↓

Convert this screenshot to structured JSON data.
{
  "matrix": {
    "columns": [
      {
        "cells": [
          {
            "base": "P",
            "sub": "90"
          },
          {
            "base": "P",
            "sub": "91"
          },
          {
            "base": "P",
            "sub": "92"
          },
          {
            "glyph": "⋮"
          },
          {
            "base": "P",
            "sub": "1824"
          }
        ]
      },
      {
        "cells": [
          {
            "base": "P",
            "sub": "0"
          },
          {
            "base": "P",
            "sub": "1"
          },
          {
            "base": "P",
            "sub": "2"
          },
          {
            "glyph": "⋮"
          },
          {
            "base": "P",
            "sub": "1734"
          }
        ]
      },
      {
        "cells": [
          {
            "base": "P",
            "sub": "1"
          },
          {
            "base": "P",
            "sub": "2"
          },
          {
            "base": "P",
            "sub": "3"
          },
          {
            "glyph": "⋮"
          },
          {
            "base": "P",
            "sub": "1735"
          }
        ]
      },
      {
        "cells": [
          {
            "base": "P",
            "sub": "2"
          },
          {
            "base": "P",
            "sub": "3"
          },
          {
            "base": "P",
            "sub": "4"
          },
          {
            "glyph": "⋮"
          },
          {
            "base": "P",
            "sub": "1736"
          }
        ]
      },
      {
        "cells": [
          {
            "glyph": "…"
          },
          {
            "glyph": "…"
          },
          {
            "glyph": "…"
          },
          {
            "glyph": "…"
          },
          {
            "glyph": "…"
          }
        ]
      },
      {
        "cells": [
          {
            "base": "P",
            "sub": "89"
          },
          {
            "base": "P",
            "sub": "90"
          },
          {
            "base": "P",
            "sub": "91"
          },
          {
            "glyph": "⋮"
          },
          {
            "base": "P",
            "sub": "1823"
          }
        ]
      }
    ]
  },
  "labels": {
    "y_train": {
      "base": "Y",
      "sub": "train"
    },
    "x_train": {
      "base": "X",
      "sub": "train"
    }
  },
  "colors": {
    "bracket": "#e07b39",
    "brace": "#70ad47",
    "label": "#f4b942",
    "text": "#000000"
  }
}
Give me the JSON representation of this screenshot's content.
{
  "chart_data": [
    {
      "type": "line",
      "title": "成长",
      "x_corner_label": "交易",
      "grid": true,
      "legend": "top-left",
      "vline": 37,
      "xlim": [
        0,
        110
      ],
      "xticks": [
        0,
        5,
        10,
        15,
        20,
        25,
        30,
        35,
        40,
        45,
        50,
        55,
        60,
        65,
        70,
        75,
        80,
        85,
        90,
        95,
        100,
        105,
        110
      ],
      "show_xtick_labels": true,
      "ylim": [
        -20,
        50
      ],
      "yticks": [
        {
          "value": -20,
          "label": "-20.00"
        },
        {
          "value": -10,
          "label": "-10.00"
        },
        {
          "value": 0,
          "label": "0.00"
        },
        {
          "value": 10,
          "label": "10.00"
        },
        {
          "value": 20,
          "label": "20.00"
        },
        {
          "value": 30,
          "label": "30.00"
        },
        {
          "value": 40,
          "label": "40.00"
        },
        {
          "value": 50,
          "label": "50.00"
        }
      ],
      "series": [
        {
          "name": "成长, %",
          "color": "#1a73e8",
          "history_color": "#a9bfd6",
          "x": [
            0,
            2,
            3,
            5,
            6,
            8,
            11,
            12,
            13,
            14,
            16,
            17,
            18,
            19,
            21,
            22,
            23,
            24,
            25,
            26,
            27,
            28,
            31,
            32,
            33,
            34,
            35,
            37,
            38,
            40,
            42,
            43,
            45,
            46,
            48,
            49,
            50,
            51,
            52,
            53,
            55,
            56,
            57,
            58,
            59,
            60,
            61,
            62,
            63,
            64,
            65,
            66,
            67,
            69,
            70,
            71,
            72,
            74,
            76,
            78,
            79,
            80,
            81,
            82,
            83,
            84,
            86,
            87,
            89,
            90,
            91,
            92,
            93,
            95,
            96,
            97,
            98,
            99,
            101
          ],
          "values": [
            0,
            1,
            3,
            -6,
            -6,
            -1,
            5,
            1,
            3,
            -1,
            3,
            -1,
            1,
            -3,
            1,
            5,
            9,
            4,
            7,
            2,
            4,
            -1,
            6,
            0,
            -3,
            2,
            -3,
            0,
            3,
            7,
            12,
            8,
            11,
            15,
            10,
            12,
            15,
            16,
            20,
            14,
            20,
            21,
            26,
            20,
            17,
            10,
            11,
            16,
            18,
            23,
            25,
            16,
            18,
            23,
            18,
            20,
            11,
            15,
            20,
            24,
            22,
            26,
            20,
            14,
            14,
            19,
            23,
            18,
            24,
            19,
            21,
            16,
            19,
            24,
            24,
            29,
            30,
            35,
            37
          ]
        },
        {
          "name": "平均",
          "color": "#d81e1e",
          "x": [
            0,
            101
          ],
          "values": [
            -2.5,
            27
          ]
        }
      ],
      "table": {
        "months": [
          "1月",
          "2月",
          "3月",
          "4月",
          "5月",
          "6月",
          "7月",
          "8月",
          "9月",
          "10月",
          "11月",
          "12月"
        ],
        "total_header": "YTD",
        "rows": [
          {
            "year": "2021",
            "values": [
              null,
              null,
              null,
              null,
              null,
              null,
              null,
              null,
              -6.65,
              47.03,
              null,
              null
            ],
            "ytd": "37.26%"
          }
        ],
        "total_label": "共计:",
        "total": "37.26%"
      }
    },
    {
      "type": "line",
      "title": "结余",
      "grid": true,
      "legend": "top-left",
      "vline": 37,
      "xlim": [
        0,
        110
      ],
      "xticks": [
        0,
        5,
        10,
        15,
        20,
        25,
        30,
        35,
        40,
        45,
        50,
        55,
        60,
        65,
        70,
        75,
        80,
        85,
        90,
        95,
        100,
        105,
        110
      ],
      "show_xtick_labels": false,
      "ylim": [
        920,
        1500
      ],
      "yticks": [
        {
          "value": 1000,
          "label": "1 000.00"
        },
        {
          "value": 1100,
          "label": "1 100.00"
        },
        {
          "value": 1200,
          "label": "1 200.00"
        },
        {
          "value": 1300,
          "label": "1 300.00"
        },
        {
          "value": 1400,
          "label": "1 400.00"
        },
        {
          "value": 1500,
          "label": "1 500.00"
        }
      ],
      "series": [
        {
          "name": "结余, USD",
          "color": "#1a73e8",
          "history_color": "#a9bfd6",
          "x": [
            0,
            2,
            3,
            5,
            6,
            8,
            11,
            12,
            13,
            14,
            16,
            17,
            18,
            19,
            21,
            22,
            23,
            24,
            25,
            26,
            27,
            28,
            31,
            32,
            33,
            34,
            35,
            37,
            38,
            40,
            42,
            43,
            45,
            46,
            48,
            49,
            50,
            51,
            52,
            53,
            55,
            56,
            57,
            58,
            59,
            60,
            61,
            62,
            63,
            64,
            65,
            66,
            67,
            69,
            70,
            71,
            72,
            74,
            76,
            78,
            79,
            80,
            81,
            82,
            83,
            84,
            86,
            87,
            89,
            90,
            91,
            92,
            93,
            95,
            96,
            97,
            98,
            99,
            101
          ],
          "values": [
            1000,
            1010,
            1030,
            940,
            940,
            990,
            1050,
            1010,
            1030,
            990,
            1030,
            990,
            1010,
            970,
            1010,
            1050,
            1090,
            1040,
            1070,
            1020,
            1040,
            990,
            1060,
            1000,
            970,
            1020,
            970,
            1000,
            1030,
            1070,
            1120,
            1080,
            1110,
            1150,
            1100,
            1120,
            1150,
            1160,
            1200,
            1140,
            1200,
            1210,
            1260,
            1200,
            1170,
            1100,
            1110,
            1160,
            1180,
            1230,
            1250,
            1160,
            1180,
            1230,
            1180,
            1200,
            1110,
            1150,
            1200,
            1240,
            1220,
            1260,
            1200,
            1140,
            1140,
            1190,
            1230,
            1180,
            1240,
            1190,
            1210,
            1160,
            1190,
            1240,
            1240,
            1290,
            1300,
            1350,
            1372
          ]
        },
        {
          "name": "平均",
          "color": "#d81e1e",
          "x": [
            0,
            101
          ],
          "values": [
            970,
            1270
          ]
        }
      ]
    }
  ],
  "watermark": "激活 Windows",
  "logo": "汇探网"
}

↑

— EXERCISE REQUIREMENTS —
Look above for lines with the word "this" and copy them all.

— RESULT OF THE EXERCISE —
Convert this screenshot to structured JSON data.
Give me the JSON representation of this screenshot's content.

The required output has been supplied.